**The data:**
• • • • •

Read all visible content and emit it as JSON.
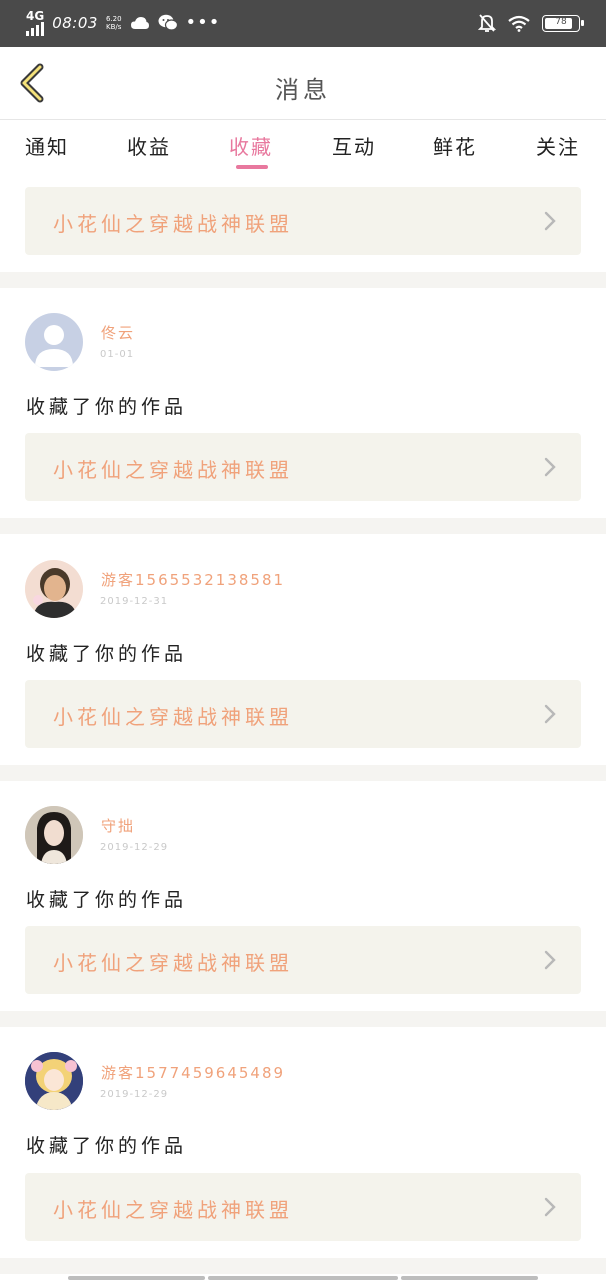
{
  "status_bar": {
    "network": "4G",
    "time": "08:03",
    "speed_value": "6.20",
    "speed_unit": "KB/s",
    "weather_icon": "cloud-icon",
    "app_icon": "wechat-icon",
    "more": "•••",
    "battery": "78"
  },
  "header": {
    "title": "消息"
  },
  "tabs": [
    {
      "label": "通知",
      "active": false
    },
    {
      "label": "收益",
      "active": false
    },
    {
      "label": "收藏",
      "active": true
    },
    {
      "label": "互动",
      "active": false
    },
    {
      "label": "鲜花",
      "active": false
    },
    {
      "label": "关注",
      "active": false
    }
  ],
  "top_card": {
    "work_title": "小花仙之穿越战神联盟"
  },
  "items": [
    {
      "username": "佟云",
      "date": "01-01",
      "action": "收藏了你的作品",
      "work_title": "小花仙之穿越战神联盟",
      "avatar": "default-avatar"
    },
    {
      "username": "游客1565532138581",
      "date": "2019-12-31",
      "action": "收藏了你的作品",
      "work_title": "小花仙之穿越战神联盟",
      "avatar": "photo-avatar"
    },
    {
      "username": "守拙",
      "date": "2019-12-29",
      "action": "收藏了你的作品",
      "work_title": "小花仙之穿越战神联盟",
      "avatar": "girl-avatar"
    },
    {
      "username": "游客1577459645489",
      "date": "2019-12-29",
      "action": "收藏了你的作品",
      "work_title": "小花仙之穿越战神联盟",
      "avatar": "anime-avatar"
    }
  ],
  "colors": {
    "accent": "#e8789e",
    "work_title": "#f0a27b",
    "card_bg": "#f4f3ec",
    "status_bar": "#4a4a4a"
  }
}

• • • • •

**Task description:** Using the data above, write out every line exactly, leaving the images behind.

**Written solution:**
Read all visible content and emit it as JSON.
{
  "status_bar": {
    "network": "4G",
    "time": "08:03",
    "speed_value": "6.20",
    "speed_unit": "KB/s",
    "weather_icon": "cloud-icon",
    "app_icon": "wechat-icon",
    "more": "•••",
    "battery": "78"
  },
  "header": {
    "title": "消息"
  },
  "tabs": [
    {
      "label": "通知",
      "active": false
    },
    {
      "label": "收益",
      "active": false
    },
    {
      "label": "收藏",
      "active": true
    },
    {
      "label": "互动",
      "active": false
    },
    {
      "label": "鲜花",
      "active": false
    },
    {
      "label": "关注",
      "active": false
    }
  ],
  "top_card": {
    "work_title": "小花仙之穿越战神联盟"
  },
  "items": [
    {
      "username": "佟云",
      "date": "01-01",
      "action": "收藏了你的作品",
      "work_title": "小花仙之穿越战神联盟",
      "avatar": "default-avatar"
    },
    {
      "username": "游客1565532138581",
      "date": "2019-12-31",
      "action": "收藏了你的作品",
      "work_title": "小花仙之穿越战神联盟",
      "avatar": "photo-avatar"
    },
    {
      "username": "守拙",
      "date": "2019-12-29",
      "action": "收藏了你的作品",
      "work_title": "小花仙之穿越战神联盟",
      "avatar": "girl-avatar"
    },
    {
      "username": "游客1577459645489",
      "date": "2019-12-29",
      "action": "收藏了你的作品",
      "work_title": "小花仙之穿越战神联盟",
      "avatar": "anime-avatar"
    }
  ],
  "colors": {
    "accent": "#e8789e",
    "work_title": "#f0a27b",
    "card_bg": "#f4f3ec",
    "status_bar": "#4a4a4a"
  }
}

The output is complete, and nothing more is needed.